§ **What is needed**: Identify each line below containing the string "NEVER" and copy it.

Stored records
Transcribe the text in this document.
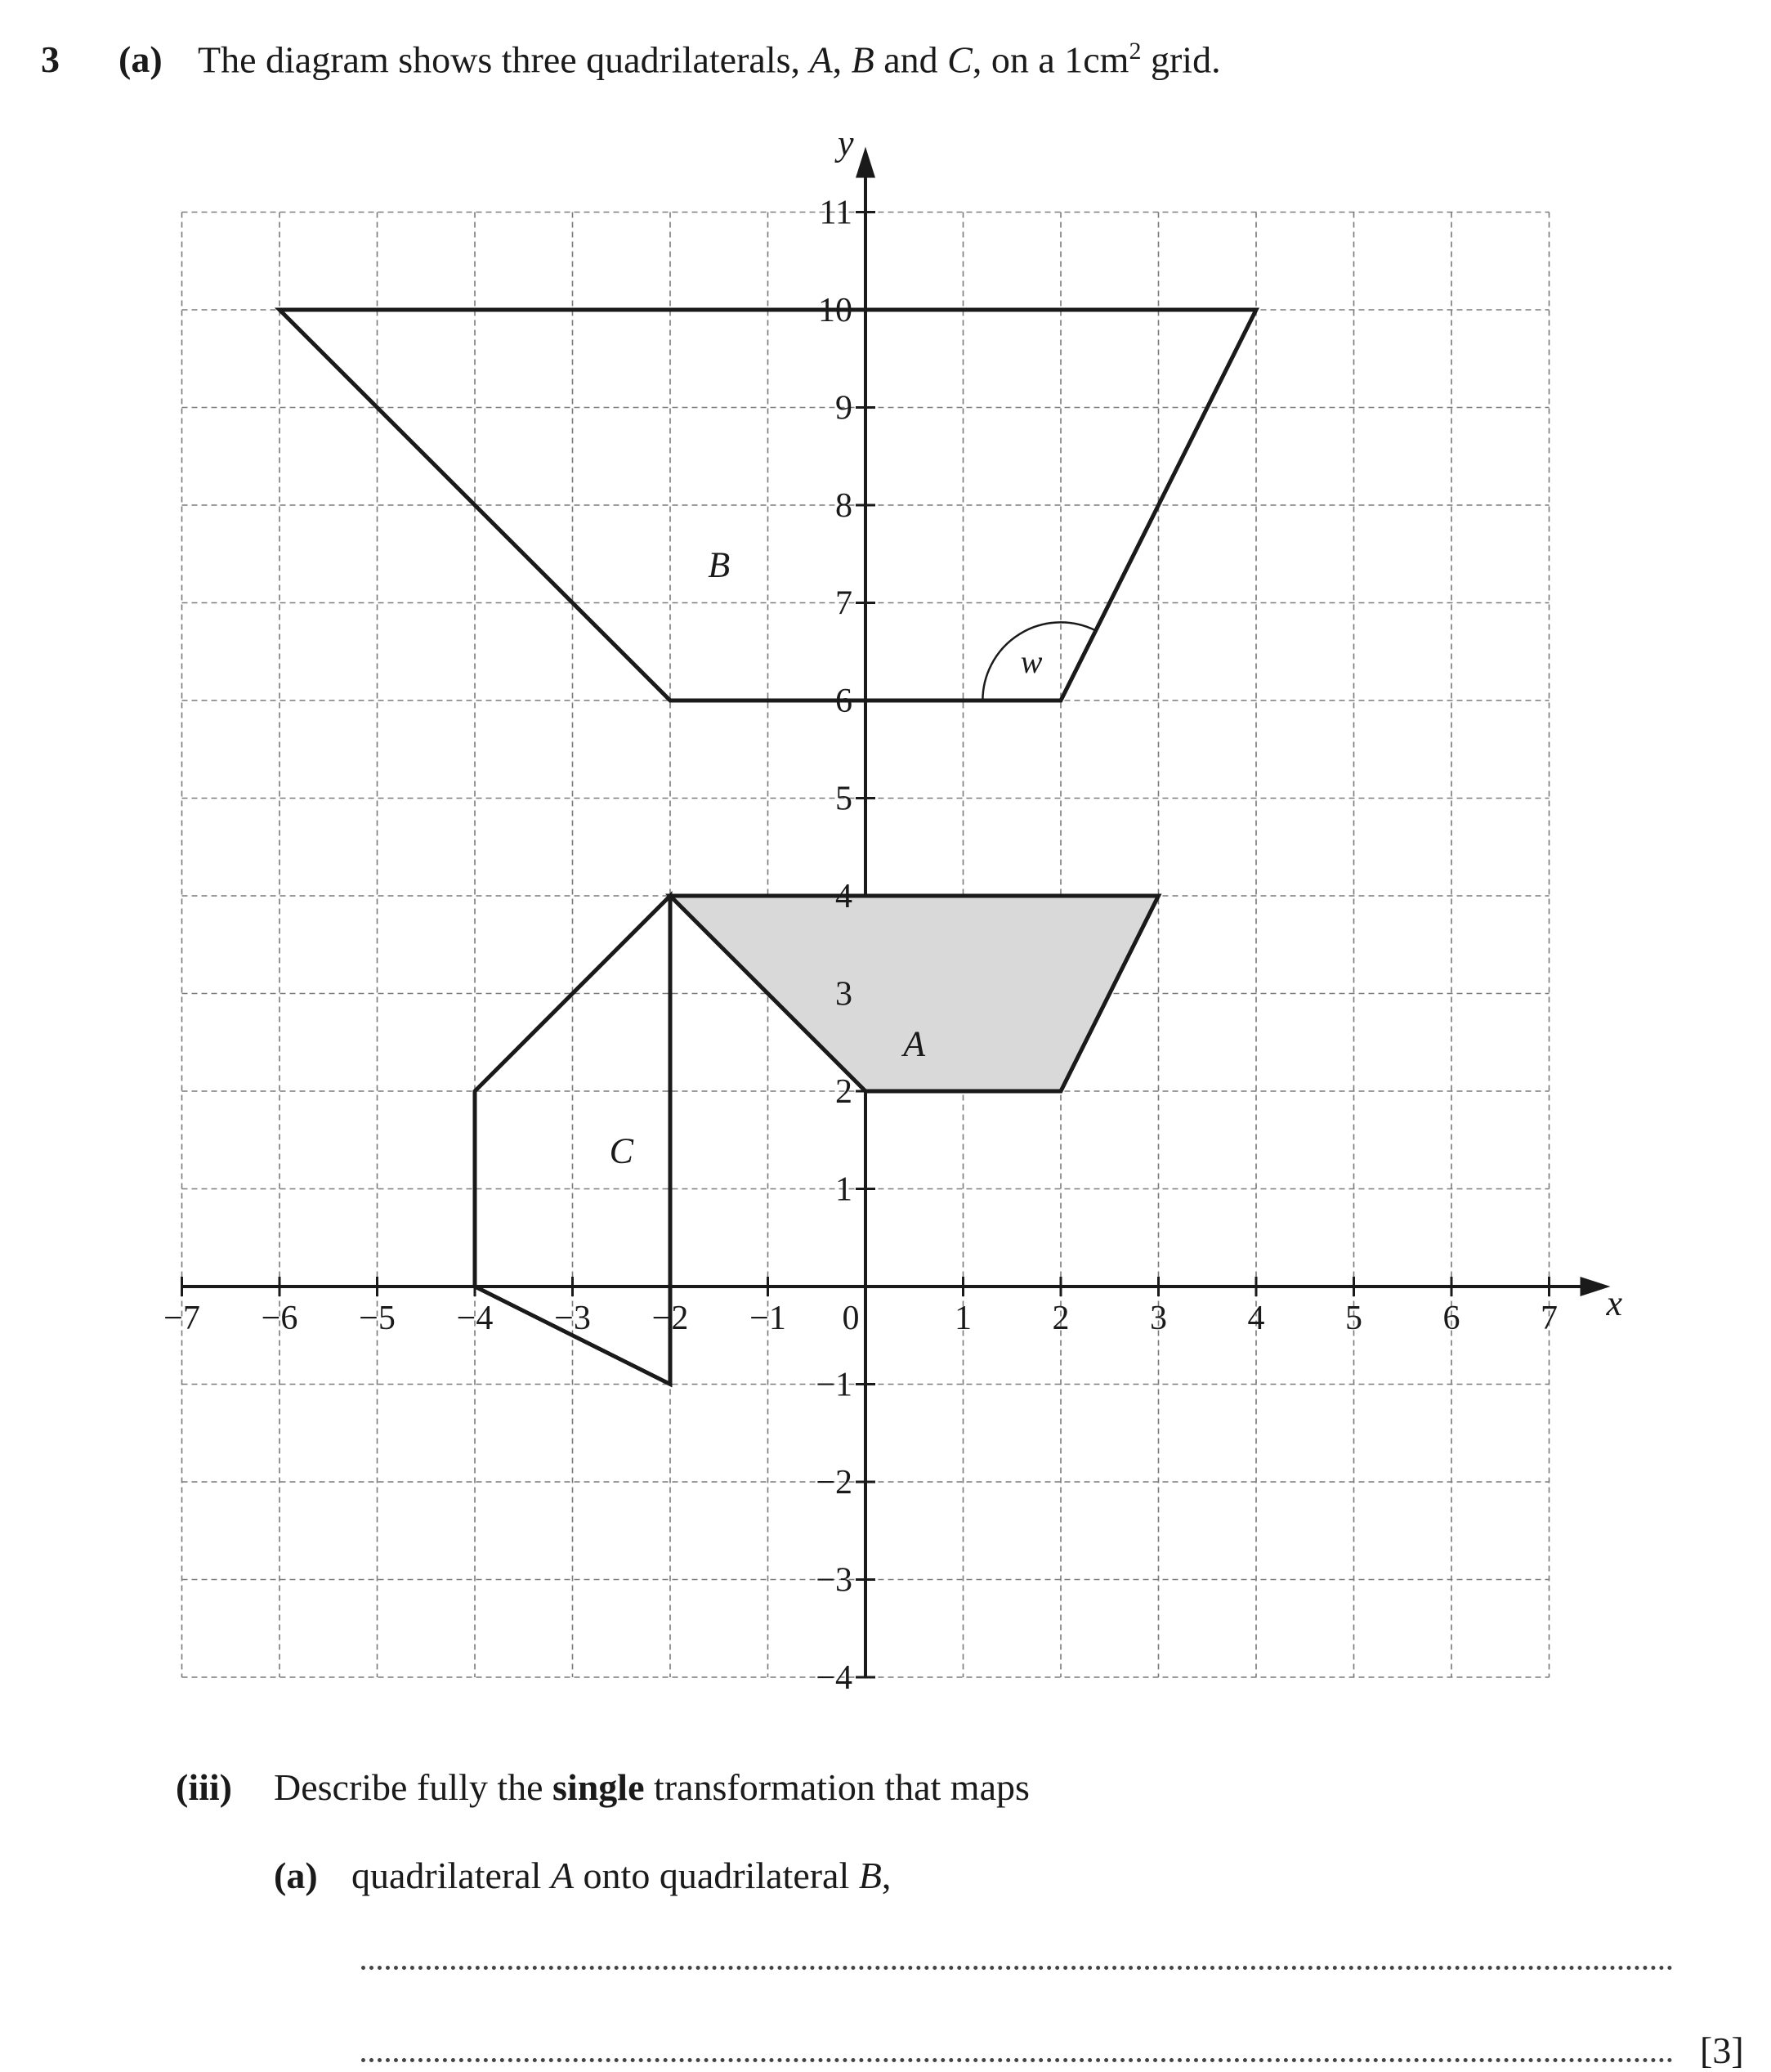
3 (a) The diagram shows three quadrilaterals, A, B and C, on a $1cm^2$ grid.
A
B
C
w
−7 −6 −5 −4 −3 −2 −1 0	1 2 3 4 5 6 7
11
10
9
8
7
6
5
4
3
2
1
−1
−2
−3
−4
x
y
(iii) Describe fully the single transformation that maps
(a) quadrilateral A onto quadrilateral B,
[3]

* * *

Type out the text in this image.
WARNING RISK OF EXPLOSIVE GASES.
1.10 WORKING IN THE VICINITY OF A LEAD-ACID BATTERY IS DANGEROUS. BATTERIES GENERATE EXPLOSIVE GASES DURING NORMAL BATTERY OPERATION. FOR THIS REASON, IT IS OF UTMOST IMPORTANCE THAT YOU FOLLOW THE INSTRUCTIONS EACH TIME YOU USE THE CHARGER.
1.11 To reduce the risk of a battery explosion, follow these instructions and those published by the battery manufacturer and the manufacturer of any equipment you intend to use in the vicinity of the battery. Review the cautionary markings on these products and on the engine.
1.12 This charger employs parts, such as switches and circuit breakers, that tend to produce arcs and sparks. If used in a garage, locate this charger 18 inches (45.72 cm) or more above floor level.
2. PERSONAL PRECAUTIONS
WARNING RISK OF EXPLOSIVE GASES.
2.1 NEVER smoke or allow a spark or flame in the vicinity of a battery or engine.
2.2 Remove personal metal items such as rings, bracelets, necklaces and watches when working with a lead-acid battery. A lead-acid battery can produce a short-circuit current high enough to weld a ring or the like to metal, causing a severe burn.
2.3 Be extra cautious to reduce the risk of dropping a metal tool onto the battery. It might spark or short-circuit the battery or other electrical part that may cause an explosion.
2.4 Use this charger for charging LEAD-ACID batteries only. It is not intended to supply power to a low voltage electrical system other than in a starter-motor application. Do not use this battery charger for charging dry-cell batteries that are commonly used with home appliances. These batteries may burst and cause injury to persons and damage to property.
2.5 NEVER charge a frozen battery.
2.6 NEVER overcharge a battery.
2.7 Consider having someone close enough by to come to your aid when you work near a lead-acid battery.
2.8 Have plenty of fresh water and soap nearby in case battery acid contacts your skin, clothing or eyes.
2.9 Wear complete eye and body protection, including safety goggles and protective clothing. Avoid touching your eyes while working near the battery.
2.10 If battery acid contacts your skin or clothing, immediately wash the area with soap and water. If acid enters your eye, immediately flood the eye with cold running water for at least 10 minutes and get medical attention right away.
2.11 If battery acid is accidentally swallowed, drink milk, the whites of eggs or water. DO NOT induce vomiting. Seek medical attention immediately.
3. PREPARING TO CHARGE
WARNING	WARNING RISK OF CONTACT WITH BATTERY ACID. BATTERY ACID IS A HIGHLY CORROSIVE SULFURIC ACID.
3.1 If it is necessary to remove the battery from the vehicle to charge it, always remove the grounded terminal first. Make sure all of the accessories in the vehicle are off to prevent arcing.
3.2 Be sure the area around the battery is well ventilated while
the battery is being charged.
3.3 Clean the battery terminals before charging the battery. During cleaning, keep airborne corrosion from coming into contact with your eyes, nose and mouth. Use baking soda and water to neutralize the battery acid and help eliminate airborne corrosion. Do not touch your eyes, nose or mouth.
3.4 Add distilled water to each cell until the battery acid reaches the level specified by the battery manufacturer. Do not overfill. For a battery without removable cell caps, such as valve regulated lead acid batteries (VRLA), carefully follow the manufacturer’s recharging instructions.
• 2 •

--

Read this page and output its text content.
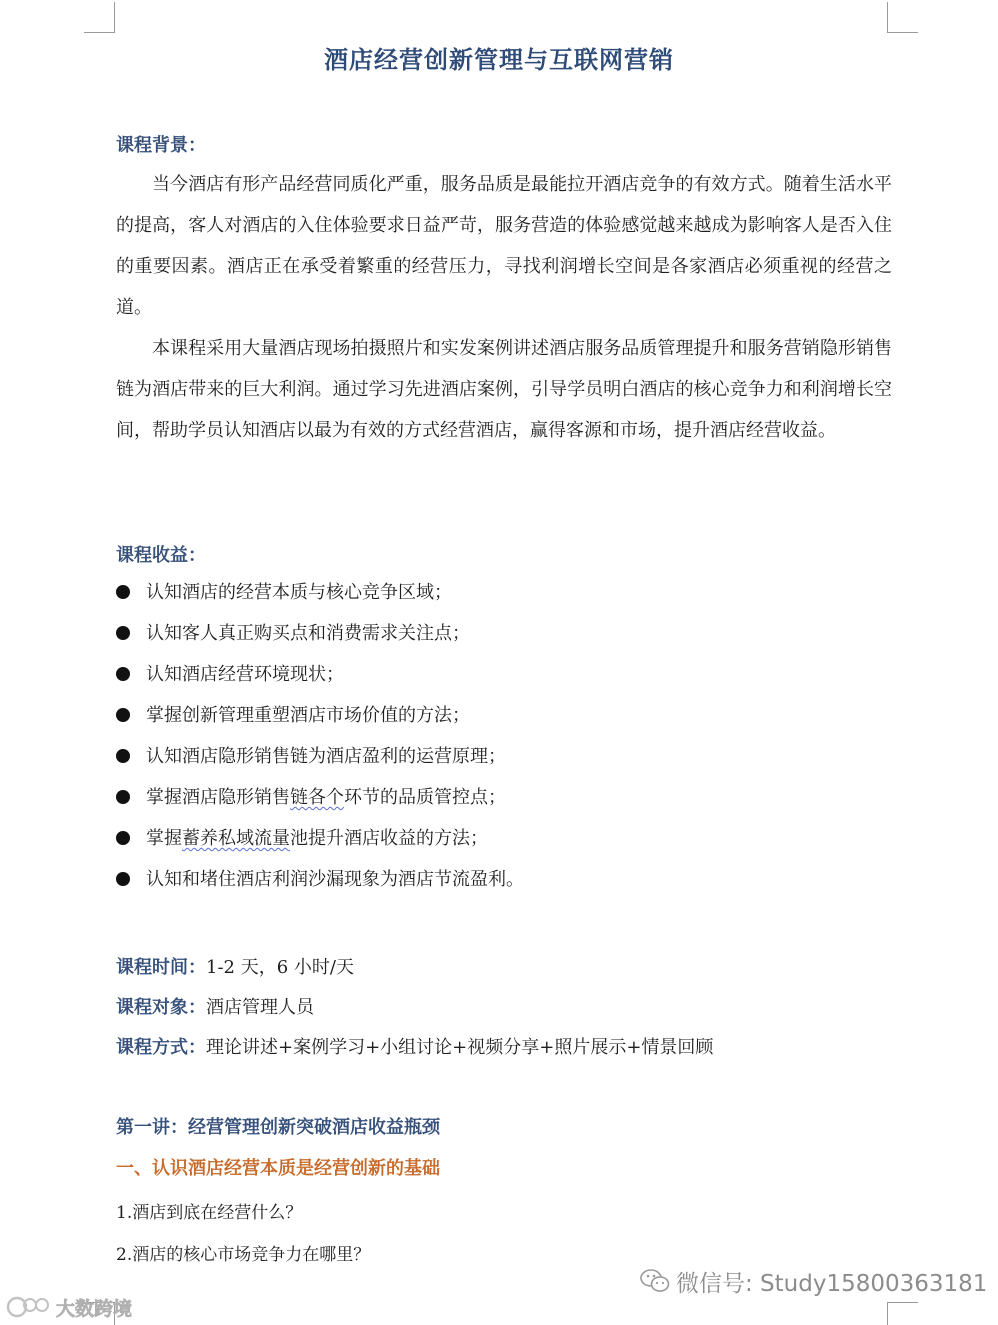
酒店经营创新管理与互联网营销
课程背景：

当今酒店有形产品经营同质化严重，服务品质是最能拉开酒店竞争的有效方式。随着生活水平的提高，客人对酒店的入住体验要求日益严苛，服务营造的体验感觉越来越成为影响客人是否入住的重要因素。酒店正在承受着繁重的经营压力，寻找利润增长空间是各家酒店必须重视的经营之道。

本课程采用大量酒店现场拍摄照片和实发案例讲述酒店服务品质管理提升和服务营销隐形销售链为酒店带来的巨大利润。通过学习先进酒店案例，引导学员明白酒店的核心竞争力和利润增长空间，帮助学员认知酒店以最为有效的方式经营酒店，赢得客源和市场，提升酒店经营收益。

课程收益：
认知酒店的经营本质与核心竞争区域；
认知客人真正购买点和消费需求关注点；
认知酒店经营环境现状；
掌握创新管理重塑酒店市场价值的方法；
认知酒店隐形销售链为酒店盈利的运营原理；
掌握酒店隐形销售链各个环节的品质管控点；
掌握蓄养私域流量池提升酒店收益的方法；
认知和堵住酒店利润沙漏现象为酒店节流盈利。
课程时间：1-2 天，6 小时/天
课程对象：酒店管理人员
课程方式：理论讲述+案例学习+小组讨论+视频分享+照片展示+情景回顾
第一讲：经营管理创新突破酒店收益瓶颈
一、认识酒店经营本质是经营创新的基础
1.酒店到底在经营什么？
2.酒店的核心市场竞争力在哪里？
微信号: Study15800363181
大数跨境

§ **Written solution**:
2.1 NEVER smoke or allow a spark or flame in the vicinity of a battery or engine.
2.5 NEVER charge a frozen battery.
2.6 NEVER overcharge a battery.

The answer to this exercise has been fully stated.